*RAW DATA*:
....

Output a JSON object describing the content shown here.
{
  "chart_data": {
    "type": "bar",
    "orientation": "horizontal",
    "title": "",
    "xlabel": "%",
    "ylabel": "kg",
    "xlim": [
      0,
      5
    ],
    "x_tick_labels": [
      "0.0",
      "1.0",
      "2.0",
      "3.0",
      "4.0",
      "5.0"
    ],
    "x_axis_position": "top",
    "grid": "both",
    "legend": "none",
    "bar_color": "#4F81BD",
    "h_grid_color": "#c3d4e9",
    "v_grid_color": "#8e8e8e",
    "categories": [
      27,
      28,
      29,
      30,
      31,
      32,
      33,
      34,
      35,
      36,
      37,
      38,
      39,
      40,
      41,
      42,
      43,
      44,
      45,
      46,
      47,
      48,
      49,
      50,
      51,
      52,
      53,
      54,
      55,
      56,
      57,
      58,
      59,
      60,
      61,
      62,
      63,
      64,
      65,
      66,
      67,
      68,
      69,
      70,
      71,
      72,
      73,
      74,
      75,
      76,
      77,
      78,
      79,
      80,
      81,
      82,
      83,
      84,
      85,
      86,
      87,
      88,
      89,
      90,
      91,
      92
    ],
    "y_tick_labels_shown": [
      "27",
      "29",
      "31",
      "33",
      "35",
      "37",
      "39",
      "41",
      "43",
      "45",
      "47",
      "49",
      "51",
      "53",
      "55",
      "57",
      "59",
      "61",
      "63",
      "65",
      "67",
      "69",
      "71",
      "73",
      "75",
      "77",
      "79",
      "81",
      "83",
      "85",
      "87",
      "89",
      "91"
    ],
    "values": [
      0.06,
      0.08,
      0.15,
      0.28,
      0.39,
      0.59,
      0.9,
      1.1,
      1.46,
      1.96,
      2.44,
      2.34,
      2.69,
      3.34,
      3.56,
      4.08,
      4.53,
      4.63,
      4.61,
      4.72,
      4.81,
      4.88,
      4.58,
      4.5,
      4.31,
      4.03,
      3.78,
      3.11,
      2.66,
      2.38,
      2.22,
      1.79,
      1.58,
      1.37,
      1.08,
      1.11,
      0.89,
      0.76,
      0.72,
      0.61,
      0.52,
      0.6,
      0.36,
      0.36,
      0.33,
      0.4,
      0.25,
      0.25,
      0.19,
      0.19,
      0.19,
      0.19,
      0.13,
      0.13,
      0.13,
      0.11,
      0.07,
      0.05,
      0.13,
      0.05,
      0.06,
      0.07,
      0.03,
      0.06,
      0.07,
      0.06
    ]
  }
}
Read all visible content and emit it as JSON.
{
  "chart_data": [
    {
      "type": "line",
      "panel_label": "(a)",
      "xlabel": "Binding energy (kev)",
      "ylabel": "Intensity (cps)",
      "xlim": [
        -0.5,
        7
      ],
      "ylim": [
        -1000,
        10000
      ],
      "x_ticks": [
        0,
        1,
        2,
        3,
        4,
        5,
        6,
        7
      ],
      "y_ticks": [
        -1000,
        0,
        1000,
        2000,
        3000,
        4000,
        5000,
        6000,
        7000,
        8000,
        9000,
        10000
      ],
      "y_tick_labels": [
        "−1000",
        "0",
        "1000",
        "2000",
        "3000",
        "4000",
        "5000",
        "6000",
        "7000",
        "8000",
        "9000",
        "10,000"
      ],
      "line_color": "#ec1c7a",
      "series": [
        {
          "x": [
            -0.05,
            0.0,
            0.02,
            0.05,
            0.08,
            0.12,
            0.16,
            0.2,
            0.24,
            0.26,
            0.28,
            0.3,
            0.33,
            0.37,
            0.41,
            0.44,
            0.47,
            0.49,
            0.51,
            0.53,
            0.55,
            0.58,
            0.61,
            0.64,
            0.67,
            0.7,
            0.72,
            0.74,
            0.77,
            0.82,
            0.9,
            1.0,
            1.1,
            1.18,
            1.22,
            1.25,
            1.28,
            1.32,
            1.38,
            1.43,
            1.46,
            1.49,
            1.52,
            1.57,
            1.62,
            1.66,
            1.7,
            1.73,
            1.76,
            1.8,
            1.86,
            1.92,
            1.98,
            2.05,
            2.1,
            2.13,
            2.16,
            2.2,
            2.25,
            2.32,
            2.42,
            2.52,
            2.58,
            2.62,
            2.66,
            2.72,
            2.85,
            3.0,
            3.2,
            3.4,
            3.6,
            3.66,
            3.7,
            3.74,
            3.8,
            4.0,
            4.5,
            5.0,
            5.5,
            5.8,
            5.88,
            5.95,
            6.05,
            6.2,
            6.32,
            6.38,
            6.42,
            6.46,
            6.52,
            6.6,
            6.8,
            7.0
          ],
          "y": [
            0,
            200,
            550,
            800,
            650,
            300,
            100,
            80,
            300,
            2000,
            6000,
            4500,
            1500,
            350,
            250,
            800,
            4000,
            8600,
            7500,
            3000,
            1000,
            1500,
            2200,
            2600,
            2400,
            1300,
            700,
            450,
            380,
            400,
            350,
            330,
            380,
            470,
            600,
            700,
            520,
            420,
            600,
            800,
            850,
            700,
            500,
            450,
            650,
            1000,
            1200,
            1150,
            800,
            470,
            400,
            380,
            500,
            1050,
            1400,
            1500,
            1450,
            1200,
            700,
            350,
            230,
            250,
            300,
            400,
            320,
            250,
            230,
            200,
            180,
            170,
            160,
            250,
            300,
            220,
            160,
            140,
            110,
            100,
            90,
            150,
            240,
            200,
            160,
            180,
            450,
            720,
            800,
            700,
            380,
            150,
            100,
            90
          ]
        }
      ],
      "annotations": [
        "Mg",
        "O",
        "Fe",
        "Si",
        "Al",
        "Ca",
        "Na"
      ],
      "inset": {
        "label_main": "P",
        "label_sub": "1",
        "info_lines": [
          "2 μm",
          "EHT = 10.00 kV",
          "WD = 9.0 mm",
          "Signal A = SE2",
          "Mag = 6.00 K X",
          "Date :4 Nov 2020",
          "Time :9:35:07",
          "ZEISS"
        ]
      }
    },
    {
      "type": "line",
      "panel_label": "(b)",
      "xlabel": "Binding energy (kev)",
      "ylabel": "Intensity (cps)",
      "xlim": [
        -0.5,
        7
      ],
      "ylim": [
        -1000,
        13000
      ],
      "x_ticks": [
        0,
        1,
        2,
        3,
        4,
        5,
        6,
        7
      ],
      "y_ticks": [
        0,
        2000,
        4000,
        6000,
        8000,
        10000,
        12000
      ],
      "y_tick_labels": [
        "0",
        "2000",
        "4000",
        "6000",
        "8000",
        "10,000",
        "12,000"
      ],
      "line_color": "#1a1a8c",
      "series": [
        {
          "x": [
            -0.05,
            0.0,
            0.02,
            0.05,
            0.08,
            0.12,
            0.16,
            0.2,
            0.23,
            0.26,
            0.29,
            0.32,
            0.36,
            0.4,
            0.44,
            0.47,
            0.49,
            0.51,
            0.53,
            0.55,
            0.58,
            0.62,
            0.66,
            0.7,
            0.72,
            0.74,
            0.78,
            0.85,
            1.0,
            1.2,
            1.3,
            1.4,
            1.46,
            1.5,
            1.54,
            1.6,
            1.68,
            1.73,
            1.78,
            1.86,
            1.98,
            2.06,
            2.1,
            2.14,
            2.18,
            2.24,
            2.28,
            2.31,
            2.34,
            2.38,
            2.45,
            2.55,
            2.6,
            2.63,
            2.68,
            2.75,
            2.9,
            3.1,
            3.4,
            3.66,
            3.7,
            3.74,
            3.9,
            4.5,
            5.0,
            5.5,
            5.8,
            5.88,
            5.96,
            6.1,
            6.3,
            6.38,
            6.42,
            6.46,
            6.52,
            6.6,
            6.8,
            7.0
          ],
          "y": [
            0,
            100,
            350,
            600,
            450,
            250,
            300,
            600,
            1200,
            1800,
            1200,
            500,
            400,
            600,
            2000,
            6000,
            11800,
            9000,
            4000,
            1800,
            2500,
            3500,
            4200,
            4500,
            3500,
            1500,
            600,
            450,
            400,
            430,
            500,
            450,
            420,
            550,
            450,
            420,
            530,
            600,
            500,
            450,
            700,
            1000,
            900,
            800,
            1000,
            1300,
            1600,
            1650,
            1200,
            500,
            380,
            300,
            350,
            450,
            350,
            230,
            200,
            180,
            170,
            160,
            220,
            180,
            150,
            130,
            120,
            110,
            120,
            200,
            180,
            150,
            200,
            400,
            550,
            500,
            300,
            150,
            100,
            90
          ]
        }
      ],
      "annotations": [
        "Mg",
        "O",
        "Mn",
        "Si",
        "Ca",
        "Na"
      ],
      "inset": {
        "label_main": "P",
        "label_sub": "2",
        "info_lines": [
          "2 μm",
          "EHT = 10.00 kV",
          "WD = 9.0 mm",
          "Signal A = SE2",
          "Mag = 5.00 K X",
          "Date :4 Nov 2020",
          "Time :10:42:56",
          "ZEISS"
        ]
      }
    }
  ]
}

....

State how many lines of the material contain the string "content", with no other words.

*THE RESULT*:
2